Dataset listings of figures
# # #
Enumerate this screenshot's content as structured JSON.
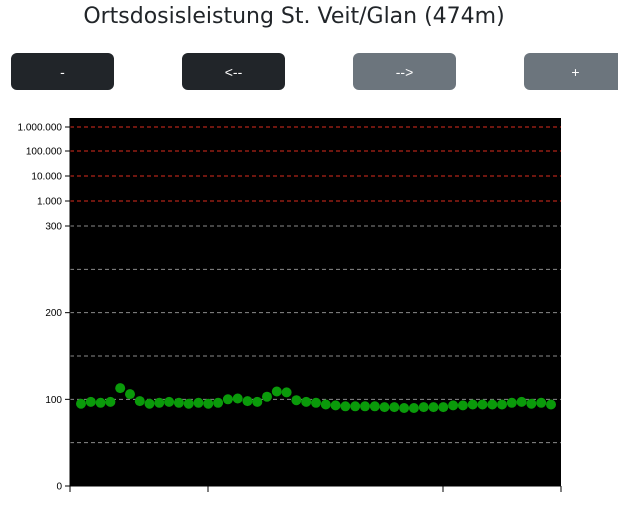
{
  "page": {
    "title": "Ortsdosisleistung St. Veit/Glan (474m)"
  },
  "buttons": [
    {
      "label": "-"
    },
    {
      "label": "<--"
    },
    {
      "label": "-->"
    },
    {
      "label": "+"
    }
  ],
  "colors": {
    "plot_background": "#000000",
    "point": "#0a9a0a",
    "alert_lines": "#b02418",
    "grid_lines": "#8a8a8a",
    "button_dark": "#212529",
    "button_gray": "#6c757d"
  },
  "chart_data": {
    "type": "scatter",
    "title": "",
    "xlabel": "",
    "ylabel": "",
    "y_scale": "piecewise",
    "y_ticks": [
      "0",
      "100",
      "200",
      "300",
      "1.000",
      "10.000",
      "100.000",
      "1.000.000"
    ],
    "y_tick_values": [
      0,
      100,
      200,
      300,
      1000,
      10000,
      100000,
      1000000
    ],
    "alert_lines": [
      1000,
      10000,
      100000,
      1000000
    ],
    "grid_lines": [
      50,
      100,
      150,
      200,
      250,
      300
    ],
    "grid": true,
    "x_tick_count": 4,
    "values": [
      95,
      97,
      96,
      97,
      113,
      106,
      98,
      95,
      96,
      97,
      96,
      95,
      96,
      95,
      96,
      100,
      101,
      98,
      97,
      103,
      109,
      108,
      99,
      97,
      96,
      94,
      93,
      92,
      92,
      92,
      92,
      91,
      91,
      90,
      90,
      91,
      91,
      91,
      93,
      93,
      94,
      94,
      94,
      94,
      96,
      97,
      95,
      96,
      94
    ]
  }
}
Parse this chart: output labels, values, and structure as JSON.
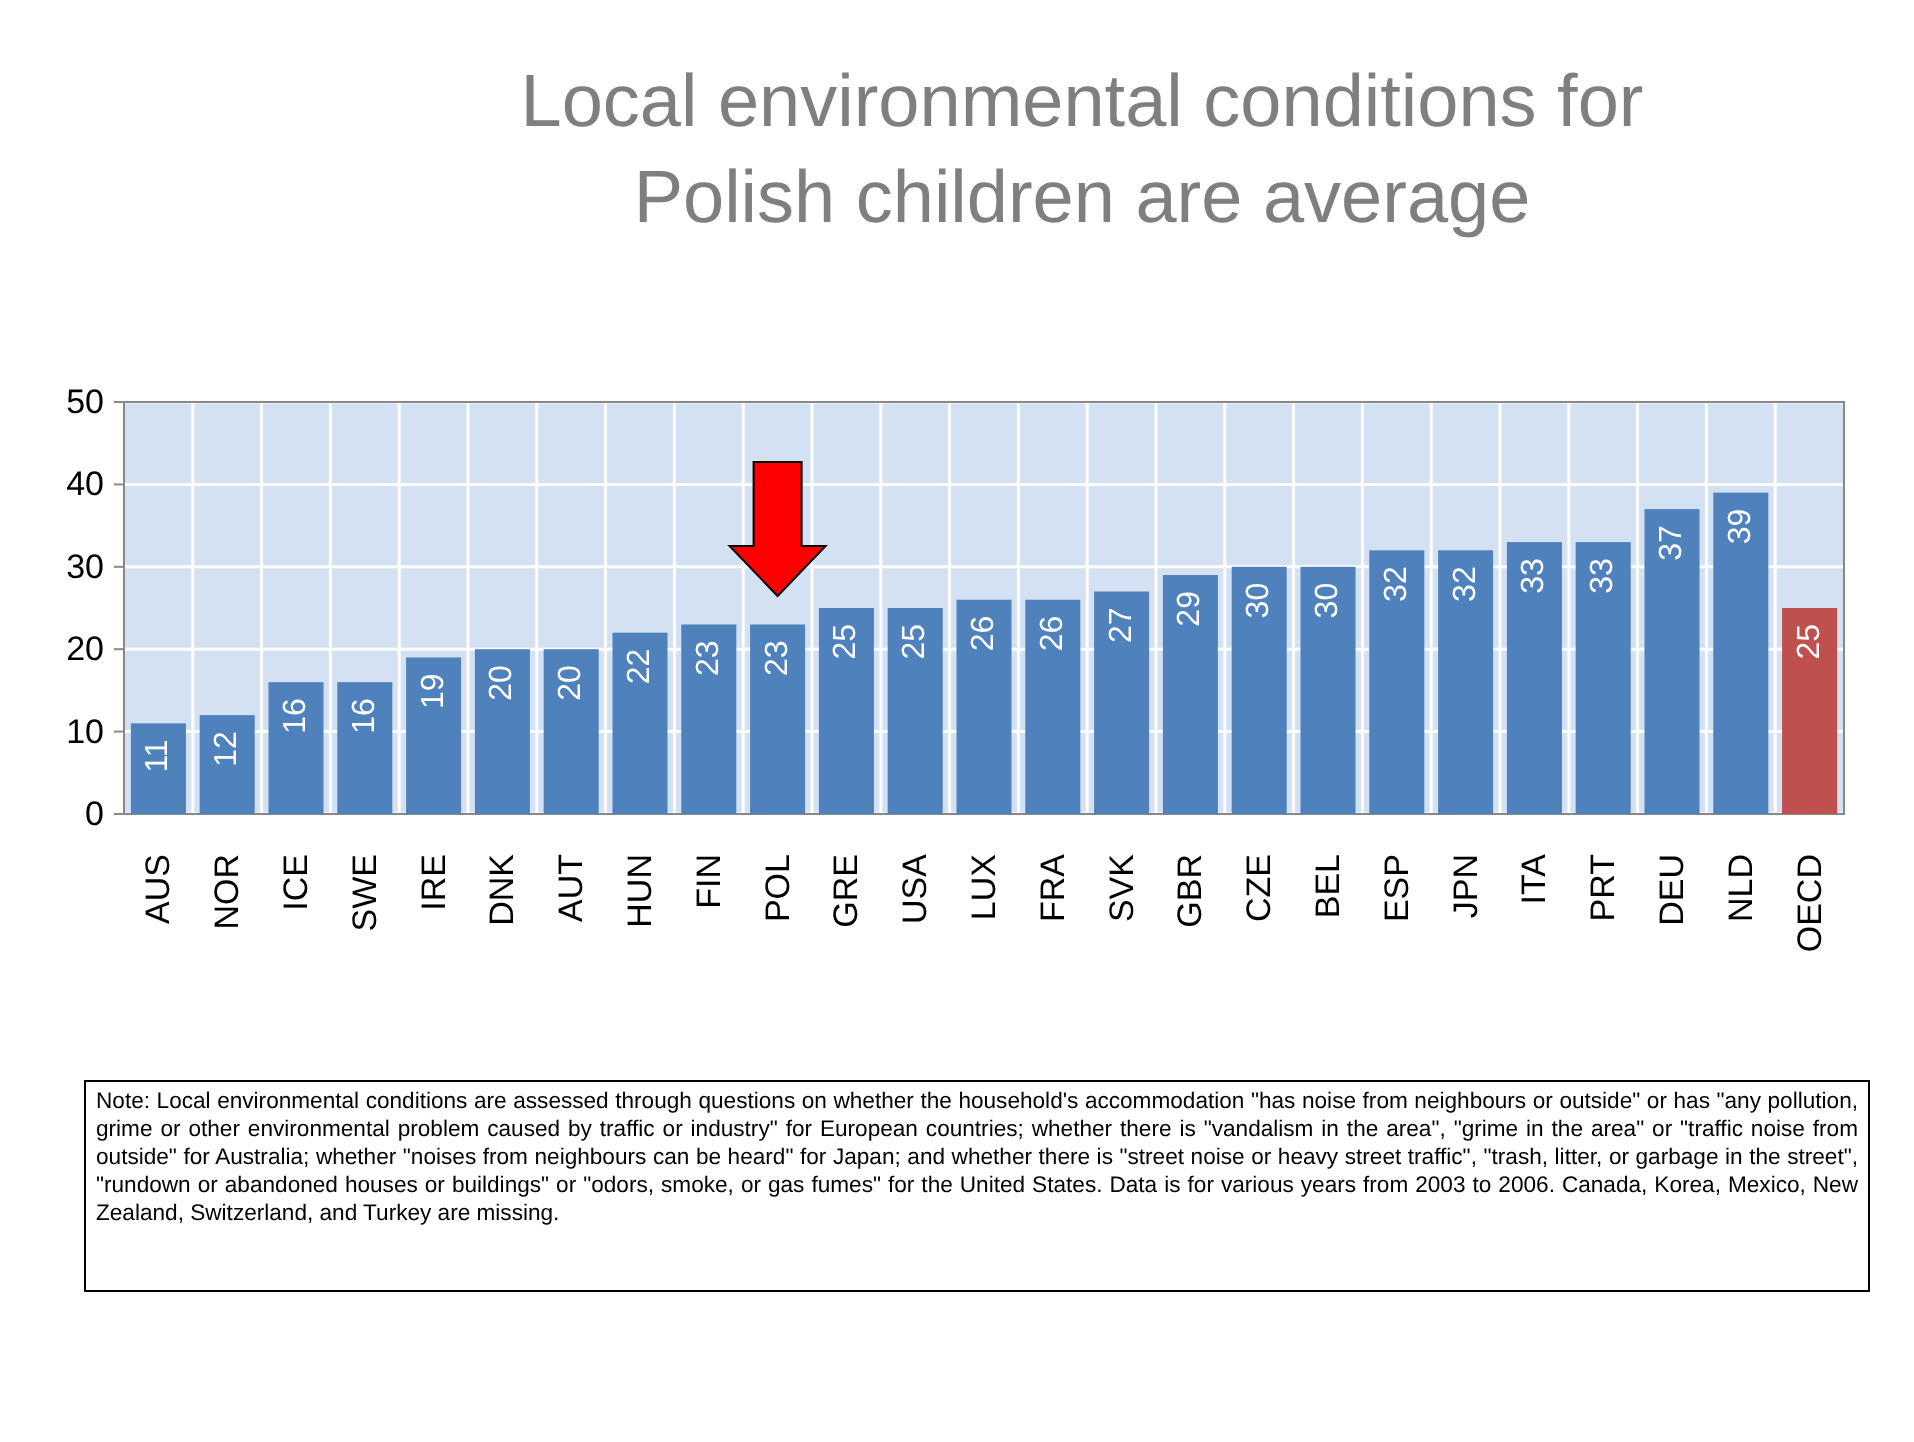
{
  "chart_data": {
    "type": "bar",
    "title": "Local environmental conditions for Polish children are average",
    "categories": [
      "AUS",
      "NOR",
      "ICE",
      "SWE",
      "IRE",
      "DNK",
      "AUT",
      "HUN",
      "FIN",
      "POL",
      "GRE",
      "USA",
      "LUX",
      "FRA",
      "SVK",
      "GBR",
      "CZE",
      "BEL",
      "ESP",
      "JPN",
      "ITA",
      "PRT",
      "DEU",
      "NLD",
      "OECD"
    ],
    "values": [
      11,
      12,
      16,
      16,
      19,
      20,
      20,
      22,
      23,
      23,
      25,
      25,
      26,
      26,
      27,
      29,
      30,
      30,
      32,
      32,
      33,
      33,
      37,
      39,
      25
    ],
    "colors": [
      "#4f81bd",
      "#4f81bd",
      "#4f81bd",
      "#4f81bd",
      "#4f81bd",
      "#4f81bd",
      "#4f81bd",
      "#4f81bd",
      "#4f81bd",
      "#4f81bd",
      "#4f81bd",
      "#4f81bd",
      "#4f81bd",
      "#4f81bd",
      "#4f81bd",
      "#4f81bd",
      "#4f81bd",
      "#4f81bd",
      "#4f81bd",
      "#4f81bd",
      "#4f81bd",
      "#4f81bd",
      "#4f81bd",
      "#4f81bd",
      "#c0504d"
    ],
    "ylim": [
      0,
      50
    ],
    "yticks": [
      0,
      10,
      20,
      30,
      40,
      50
    ],
    "grid": true,
    "data_labels": true,
    "annotations": [
      "Note: Local environmental conditions are assessed through questions on whether the household's accommodation \"has noise from neighbours or outside\" or has \"any pollution, grime or other environmental problem caused by traffic or industry\" for European countries; whether there is \"vandalism in the area\", \"grime in the area\" or \"traffic noise from outside\" for Australia; whether \"noises from neighbours can be heard\" for Japan; and whether there is \"street noise or heavy street traffic\", \"trash, litter, or garbage in the street\", \"rundown or abandoned houses or buildings\" or \"odors, smoke, or gas fumes\" for the United States. Data is for various years from 2003 to 2006. Canada, Korea, Mexico, New Zealand, Switzerland, and Turkey are missing."
    ]
  }
}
# # #
**Your goal**
Search the listing for the word "this" and return each line that holds it.

**Final answer**
Enumerate this screenshot's content as structured JSON.
Parse this chart: output labels, values, and structure as JSON.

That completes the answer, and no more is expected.